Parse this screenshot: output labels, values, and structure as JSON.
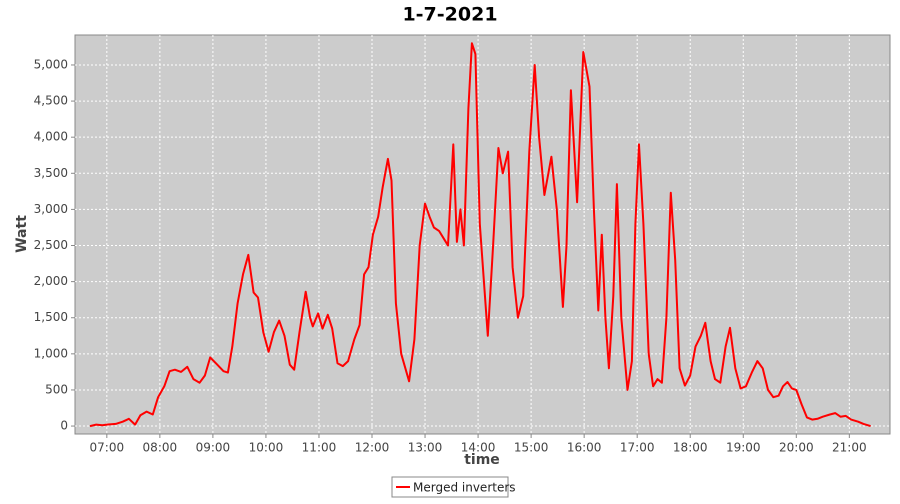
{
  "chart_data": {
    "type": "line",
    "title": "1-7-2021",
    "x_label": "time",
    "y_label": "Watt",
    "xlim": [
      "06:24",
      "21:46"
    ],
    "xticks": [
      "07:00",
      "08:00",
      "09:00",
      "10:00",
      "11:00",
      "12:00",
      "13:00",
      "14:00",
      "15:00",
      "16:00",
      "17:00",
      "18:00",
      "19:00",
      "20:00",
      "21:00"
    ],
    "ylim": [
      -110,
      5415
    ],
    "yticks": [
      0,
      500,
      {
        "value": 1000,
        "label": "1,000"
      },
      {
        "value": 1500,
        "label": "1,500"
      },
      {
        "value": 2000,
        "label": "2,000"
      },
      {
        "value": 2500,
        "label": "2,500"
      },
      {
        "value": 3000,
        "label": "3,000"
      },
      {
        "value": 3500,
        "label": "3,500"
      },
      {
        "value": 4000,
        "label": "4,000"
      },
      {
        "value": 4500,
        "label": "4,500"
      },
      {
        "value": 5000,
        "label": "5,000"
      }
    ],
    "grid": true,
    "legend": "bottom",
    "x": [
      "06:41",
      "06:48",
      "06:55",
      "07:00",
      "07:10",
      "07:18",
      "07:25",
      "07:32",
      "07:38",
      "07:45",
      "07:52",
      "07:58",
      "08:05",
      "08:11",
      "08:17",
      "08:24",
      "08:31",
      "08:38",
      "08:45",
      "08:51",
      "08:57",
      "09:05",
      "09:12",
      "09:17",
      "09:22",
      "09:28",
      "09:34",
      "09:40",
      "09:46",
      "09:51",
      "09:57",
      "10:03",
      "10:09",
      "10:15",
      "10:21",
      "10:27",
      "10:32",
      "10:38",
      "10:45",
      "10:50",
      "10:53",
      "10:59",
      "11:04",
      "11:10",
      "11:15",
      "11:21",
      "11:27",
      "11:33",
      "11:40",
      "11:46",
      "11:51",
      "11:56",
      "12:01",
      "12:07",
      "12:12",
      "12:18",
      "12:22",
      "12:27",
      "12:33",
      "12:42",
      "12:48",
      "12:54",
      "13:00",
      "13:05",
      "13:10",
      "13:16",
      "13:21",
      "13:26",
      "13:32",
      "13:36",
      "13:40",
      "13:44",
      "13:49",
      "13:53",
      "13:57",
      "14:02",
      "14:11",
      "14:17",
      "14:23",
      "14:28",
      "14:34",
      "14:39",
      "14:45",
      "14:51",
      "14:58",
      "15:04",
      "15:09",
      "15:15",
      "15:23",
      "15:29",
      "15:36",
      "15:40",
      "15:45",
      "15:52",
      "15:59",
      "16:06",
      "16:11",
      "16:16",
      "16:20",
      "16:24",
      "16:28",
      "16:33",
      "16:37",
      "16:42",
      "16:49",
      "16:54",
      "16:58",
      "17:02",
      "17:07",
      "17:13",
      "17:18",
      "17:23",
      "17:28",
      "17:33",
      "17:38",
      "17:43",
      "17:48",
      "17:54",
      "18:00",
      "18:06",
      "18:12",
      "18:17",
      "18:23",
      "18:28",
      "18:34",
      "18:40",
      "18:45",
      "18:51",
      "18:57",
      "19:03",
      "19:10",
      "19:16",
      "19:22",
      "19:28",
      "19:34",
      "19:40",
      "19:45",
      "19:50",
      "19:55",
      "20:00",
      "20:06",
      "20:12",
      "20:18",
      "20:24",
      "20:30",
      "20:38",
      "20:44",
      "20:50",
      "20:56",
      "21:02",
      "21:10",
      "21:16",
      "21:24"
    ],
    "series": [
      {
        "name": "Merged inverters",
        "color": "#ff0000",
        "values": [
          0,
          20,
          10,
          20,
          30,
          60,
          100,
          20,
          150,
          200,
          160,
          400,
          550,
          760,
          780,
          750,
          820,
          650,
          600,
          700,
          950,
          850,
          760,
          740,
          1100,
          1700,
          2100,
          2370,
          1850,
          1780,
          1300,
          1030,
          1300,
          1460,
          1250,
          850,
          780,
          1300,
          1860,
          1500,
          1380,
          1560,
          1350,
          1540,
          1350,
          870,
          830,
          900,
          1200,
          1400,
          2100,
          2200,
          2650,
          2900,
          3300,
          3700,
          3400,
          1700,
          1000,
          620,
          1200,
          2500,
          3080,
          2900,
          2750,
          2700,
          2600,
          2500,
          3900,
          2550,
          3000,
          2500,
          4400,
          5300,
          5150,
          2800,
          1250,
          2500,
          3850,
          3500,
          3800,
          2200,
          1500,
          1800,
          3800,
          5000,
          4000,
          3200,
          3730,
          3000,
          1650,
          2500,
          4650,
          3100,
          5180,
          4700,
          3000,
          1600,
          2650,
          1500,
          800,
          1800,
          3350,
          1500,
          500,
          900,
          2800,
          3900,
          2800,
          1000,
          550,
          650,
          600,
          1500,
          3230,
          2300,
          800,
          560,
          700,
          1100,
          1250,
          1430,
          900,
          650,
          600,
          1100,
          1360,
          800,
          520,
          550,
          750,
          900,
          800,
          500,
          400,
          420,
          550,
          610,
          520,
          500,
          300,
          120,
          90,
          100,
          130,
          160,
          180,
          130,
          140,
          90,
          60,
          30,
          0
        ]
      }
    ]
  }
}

* * *

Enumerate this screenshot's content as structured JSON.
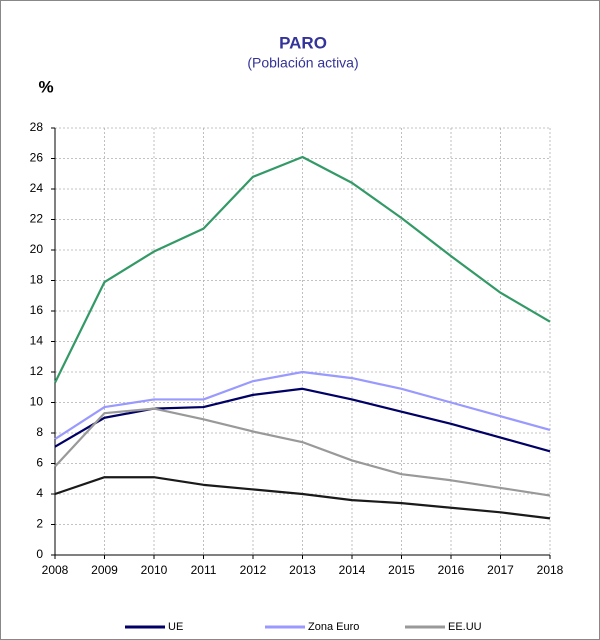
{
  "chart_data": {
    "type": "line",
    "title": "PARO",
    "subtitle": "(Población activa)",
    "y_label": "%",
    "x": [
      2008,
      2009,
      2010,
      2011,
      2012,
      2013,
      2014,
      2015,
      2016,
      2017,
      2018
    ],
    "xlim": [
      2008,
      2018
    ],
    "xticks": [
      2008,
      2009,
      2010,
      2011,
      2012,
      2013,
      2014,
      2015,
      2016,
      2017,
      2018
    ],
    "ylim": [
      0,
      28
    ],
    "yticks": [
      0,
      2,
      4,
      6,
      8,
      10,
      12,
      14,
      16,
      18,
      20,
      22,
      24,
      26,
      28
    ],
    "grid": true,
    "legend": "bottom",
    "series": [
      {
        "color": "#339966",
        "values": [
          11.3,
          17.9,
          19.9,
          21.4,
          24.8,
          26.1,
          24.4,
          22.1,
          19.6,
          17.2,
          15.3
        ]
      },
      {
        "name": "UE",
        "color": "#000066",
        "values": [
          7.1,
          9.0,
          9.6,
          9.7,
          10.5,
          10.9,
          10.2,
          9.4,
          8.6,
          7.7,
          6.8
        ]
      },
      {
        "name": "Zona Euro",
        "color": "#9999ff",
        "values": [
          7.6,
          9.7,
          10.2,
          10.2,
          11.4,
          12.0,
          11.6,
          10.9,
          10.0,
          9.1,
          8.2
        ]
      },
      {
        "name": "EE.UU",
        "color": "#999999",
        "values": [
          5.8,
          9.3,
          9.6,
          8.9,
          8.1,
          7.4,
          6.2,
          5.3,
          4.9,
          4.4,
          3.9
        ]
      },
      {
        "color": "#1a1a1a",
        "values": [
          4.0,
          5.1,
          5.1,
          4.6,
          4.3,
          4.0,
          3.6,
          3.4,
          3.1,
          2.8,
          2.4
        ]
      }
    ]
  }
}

**DIRECTION:**
Search the listing above for the string "name". Copy every line that contains it.

**SOLUTION TO THE EXERCISE:**
        "name": "Merged inverters",
        "name": "UE",
        "name": "Zona Euro",
        "name": "EE.UU",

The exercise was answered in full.